## [WRITTEN PROBLEM 1]
Answer these questions using the primer on the money view.
(a) On the view described in the first paragraph, what part of the machine's output does finance take, and where does it redirect that output?
(b) Which economist is named as having asked these questions before Perry Mehrling?
(c) On what blog did the symposium that the post was originally part of appear?
## [WRITTEN PROBLEM 2]
Translate this sentence from the primer on the money view into Spanish: "These are the sorts of questions asked by the economist Perry Mehrling (and Hyman Minsky before him)."
## [WRITTEN PROBLEM 3]
Continue the primer on the money view, starting after its last sentence.

## [READING PASSAGE]
Promises All the Way Down: A Primer on the Money View

This post is originally part of a symposium on the Methods of Political Economy in Law and Political Economy Blog.

By Elham Saeidinezhad

It has long been tempting for economists to imagine “the economy” as a giant machine for producing and distributing “value.” Finance, on this view, is just the part of the device that takes the output that is not consumed by end-users (the “savings”) and redirects it back to the productive parts of the machine (as “investment”). Our financial system is an ornate series of mechanisms to collect the value we’ve saved up and invest it into producing yet more value. Financial products of all sorts—including money itself—are just the form that value takes when it is in the transition from savings to investment. What matters is the “real” economy—where the money is the veil, and the things of value are produced and distributed.

What if this were exactly backwards? What if money and finance were understood not as the residuum of past economic activity—as a thing among other things—but rather as the way humans manage ongoing relationships between each other in a world of fundamental uncertainty? These are the sorts of questions asked by the economist Perry Mehrling (and Hyman Minsky before him). These inquiries provided a framework that has allowed him to answer many of the issues that mystify neoclassical economics.

Data entries
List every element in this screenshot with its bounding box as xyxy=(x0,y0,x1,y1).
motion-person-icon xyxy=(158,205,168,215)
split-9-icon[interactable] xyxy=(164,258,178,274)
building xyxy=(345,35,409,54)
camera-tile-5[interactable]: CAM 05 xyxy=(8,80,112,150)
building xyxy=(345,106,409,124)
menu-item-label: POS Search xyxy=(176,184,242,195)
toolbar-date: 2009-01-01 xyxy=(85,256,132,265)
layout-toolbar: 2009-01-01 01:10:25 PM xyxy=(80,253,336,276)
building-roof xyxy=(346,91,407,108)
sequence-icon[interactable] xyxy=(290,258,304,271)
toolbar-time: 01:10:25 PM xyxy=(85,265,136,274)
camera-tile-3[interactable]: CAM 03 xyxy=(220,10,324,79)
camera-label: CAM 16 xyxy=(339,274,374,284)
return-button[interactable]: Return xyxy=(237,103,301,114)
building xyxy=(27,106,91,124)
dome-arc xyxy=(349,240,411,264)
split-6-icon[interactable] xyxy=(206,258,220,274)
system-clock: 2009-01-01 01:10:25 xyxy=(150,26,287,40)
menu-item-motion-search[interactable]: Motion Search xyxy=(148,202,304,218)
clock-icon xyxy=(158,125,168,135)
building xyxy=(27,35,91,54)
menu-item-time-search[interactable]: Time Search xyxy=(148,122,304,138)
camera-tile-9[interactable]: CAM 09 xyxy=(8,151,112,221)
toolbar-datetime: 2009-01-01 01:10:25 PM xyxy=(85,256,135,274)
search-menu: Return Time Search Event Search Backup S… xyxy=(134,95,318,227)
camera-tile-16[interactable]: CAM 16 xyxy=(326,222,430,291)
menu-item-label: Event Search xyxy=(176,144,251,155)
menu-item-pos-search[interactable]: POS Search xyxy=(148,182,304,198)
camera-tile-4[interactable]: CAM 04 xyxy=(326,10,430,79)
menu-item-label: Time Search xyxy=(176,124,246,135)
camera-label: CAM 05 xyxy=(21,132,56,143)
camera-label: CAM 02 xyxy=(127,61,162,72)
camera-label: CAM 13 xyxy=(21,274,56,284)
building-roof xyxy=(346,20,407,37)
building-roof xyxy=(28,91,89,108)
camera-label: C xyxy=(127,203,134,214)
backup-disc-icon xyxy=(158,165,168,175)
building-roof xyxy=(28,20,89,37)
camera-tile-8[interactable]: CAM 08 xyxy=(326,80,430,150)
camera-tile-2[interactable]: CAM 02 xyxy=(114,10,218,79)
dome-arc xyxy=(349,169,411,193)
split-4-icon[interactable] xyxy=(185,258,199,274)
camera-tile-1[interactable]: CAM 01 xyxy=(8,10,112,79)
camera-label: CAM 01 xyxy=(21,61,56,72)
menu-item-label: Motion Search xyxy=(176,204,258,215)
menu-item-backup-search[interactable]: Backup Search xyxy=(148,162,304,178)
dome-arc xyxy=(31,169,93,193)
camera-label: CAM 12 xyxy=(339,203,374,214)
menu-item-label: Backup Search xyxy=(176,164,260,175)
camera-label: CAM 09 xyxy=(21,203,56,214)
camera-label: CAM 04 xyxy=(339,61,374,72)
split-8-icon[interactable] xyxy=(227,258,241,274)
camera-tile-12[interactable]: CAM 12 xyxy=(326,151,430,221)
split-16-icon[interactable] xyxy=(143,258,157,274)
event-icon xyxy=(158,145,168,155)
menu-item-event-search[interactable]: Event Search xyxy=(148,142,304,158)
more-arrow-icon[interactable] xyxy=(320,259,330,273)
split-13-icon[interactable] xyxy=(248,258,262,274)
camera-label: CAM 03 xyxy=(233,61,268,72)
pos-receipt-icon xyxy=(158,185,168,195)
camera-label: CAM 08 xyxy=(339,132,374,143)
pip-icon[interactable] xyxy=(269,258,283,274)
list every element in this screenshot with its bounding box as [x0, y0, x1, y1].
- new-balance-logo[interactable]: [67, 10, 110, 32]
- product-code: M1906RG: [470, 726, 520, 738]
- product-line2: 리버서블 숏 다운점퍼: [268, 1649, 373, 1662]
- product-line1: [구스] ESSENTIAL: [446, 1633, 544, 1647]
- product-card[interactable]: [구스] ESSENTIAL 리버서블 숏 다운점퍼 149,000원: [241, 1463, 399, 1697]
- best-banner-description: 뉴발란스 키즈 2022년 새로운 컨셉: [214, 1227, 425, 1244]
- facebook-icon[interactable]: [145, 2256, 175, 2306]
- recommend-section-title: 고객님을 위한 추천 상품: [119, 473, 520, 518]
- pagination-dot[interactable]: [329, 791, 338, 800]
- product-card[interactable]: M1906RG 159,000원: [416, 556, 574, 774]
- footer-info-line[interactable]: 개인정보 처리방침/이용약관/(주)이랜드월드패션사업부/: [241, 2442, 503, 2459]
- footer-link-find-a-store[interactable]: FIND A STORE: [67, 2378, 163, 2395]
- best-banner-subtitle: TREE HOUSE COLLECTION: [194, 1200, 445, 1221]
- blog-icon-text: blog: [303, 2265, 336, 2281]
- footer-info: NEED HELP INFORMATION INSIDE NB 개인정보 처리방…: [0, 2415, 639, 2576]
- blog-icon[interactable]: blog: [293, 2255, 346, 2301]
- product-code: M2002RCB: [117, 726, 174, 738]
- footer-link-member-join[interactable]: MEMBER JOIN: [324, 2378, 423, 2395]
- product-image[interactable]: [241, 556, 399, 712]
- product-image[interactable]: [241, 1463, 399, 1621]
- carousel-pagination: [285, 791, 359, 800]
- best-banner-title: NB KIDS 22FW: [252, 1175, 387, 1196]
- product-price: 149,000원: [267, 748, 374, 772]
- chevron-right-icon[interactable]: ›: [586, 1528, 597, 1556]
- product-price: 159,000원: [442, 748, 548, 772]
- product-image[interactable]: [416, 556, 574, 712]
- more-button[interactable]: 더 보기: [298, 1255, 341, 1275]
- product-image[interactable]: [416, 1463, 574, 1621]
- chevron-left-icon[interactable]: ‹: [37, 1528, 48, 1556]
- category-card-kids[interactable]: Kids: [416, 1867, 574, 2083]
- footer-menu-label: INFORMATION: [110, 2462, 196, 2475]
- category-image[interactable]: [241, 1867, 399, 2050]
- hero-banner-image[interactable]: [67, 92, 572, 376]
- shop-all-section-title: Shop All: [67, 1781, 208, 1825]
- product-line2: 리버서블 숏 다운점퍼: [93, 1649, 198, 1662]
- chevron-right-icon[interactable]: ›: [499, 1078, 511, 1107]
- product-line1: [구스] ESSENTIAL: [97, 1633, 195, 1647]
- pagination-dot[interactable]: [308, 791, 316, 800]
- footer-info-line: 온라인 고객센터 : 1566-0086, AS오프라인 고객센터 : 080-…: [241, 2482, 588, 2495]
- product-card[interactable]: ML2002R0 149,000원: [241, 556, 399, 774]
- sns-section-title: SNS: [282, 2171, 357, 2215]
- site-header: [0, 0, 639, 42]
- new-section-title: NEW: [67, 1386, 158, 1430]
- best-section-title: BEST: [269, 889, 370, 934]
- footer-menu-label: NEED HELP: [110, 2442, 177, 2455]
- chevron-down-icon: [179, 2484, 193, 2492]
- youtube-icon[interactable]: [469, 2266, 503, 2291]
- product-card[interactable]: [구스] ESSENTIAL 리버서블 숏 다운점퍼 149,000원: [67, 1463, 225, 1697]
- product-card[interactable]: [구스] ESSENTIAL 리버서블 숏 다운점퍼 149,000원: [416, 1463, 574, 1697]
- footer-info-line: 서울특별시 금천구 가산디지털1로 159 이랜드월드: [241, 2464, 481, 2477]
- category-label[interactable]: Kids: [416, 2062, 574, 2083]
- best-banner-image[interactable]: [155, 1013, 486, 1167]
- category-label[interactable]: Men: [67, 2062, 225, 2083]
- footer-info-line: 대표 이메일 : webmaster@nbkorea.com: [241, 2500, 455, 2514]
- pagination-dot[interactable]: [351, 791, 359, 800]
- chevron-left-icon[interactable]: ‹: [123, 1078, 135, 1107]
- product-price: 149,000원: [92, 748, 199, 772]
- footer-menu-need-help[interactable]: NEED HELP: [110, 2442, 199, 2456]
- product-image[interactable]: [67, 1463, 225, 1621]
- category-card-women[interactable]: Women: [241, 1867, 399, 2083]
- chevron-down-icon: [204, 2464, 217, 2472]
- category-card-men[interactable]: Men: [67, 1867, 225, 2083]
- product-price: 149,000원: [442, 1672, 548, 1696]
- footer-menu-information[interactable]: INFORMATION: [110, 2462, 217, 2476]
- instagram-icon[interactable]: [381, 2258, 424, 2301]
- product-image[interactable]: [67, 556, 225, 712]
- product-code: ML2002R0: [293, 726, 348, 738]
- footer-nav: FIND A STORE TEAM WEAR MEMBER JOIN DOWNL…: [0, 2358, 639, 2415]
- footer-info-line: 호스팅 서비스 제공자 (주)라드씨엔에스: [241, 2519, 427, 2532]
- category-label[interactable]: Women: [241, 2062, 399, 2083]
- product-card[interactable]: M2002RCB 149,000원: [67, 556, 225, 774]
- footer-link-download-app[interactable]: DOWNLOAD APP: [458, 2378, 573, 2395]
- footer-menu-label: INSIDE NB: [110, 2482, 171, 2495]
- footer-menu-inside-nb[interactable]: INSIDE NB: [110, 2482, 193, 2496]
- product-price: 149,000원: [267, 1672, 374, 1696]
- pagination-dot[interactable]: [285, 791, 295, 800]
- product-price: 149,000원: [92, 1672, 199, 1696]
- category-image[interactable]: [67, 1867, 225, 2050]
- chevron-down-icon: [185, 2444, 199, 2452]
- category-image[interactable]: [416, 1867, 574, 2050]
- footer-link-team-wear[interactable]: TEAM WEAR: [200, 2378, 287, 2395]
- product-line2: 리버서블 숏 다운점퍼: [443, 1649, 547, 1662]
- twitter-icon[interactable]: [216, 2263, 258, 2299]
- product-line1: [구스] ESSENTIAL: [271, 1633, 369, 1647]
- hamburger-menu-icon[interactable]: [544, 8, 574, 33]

## [EXERCISE ANSWER 1]
(a) Finance takes the output that end-users do not consume (the "savings") and redirects it back to the productive parts of the machine (as "investment").
(b) Hyman Minsky.
(c) The Law and Political Economy Blog.

## [EXERCISE ANSWER 2]
Estas son las clases de preguntas que plantea el economista Perry Mehrling (y, antes que él, Hyman Minsky).

## [EXERCISE ANSWER 3]
On Mehrling’s “Money View,” every (natural or artificial) person engaged in economic activity is understood in terms of her financial position, that is, in terms of the obligations she owes others (her “liabilities”) and the obligations owed to her (her “assets”). In modern economies, obligations primarily take the form of money and credit instruments. Every actor must manage the inflow and outflow of obligations (called “cash flow management”) such that she can settle up with others when her obligations to them come due. If she can, she is a “going concern” that continues to operate normally. If she cannot, she must scramble to avoid some form of financial failure—bankruptcy being the most common. After all, as Mehrling argues, “liquidity kills you quick.” This “survival constraint” binds not only today but also at every moment in the future. Thus, generally, the problem of satisfying the survival constraint is a problem of matching up the time pattern of assets (obligations owed to an actor) with the time pattern of liabilities (obligations an actor owed to others). The central question is whether, at any moment in time, there is enough cash inflow to pay for the cash flows.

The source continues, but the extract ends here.